* _RECORDS PROVIDED_:
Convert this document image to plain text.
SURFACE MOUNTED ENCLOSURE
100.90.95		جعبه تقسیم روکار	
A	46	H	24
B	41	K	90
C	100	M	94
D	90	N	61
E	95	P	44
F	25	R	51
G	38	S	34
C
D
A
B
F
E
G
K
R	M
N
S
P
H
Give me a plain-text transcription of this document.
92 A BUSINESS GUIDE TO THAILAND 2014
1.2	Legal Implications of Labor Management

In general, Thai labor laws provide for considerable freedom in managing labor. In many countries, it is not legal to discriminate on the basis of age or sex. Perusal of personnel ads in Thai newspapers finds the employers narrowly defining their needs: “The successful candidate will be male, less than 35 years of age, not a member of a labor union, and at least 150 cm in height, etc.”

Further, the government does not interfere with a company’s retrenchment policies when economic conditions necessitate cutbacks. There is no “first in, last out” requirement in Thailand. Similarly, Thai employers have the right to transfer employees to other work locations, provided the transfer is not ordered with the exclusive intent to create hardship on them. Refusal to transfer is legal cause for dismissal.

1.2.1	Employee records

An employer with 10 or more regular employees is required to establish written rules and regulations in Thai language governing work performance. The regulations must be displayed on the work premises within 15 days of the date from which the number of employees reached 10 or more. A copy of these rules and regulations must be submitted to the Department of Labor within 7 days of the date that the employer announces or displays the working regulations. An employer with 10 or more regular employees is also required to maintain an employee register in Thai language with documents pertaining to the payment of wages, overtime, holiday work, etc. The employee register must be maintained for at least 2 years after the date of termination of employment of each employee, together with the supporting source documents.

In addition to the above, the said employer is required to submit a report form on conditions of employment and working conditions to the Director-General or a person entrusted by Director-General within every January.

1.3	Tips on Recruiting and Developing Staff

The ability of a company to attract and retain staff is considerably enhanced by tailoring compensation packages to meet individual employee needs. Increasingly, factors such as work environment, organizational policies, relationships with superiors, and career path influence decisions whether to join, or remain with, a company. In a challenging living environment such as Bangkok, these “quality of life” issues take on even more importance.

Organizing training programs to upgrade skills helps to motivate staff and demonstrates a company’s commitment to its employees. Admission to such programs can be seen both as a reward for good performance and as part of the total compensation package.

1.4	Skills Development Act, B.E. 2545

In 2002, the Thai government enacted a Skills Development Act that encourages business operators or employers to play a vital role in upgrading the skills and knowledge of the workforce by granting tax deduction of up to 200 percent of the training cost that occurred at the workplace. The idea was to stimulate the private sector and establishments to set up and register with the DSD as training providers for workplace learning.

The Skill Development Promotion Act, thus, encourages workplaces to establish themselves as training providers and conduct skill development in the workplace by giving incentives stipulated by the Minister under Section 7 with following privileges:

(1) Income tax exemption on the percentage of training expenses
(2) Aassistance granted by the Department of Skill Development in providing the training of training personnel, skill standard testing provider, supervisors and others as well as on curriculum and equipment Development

* _WHAT THE EXERCISE ASKS_:
Write each line above out exactly.

* _SOLVED PROBLEM_:
Convert this document image to plain text.
SURFACE MOUNTED ENCLOSURE
100.90.95		جعبه تقسیم روکار	
A	46	H	24
B	41	K	90
C	100	M	94
D	90	N	61
E	95	P	44
F	25	R	51
G	38	S	34
C
D
A
B
F
E
G
K
R	M
N
S
P
H
Give me a plain-text transcription of this document.
92 A BUSINESS GUIDE TO THAILAND 2014
1.2	Legal Implications of Labor Management

In general, Thai labor laws provide for considerable freedom in managing labor. In many countries, it is not legal to discriminate on the basis of age or sex. Perusal of personnel ads in Thai newspapers finds the employers narrowly defining their needs: “The successful candidate will be male, less than 35 years of age, not a member of a labor union, and at least 150 cm in height, etc.”

Further, the government does not interfere with a company’s retrenchment policies when economic conditions necessitate cutbacks. There is no “first in, last out” requirement in Thailand. Similarly, Thai employers have the right to transfer employees to other work locations, provided the transfer is not ordered with the exclusive intent to create hardship on them. Refusal to transfer is legal cause for dismissal.

1.2.1	Employee records

An employer with 10 or more regular employees is required to establish written rules and regulations in Thai language governing work performance. The regulations must be displayed on the work premises within 15 days of the date from which the number of employees reached 10 or more. A copy of these rules and regulations must be submitted to the Department of Labor within 7 days of the date that the employer announces or displays the working regulations. An employer with 10 or more regular employees is also required to maintain an employee register in Thai language with documents pertaining to the payment of wages, overtime, holiday work, etc. The employee register must be maintained for at least 2 years after the date of termination of employment of each employee, together with the supporting source documents.

In addition to the above, the said employer is required to submit a report form on conditions of employment and working conditions to the Director-General or a person entrusted by Director-General within every January.

1.3	Tips on Recruiting and Developing Staff

The ability of a company to attract and retain staff is considerably enhanced by tailoring compensation packages to meet individual employee needs. Increasingly, factors such as work environment, organizational policies, relationships with superiors, and career path influence decisions whether to join, or remain with, a company. In a challenging living environment such as Bangkok, these “quality of life” issues take on even more importance.

Organizing training programs to upgrade skills helps to motivate staff and demonstrates a company’s commitment to its employees. Admission to such programs can be seen both as a reward for good performance and as part of the total compensation package.

1.4	Skills Development Act, B.E. 2545

In 2002, the Thai government enacted a Skills Development Act that encourages business operators or employers to play a vital role in upgrading the skills and knowledge of the workforce by granting tax deduction of up to 200 percent of the training cost that occurred at the workplace. The idea was to stimulate the private sector and establishments to set up and register with the DSD as training providers for workplace learning.

The Skill Development Promotion Act, thus, encourages workplaces to establish themselves as training providers and conduct skill development in the workplace by giving incentives stipulated by the Minister under Section 7 with following privileges:

(1) Income tax exemption on the percentage of training expenses
(2) Aassistance granted by the Department of Skill Development in providing the training of training personnel, skill standard testing provider, supervisors and others as well as on curriculum and equipment Development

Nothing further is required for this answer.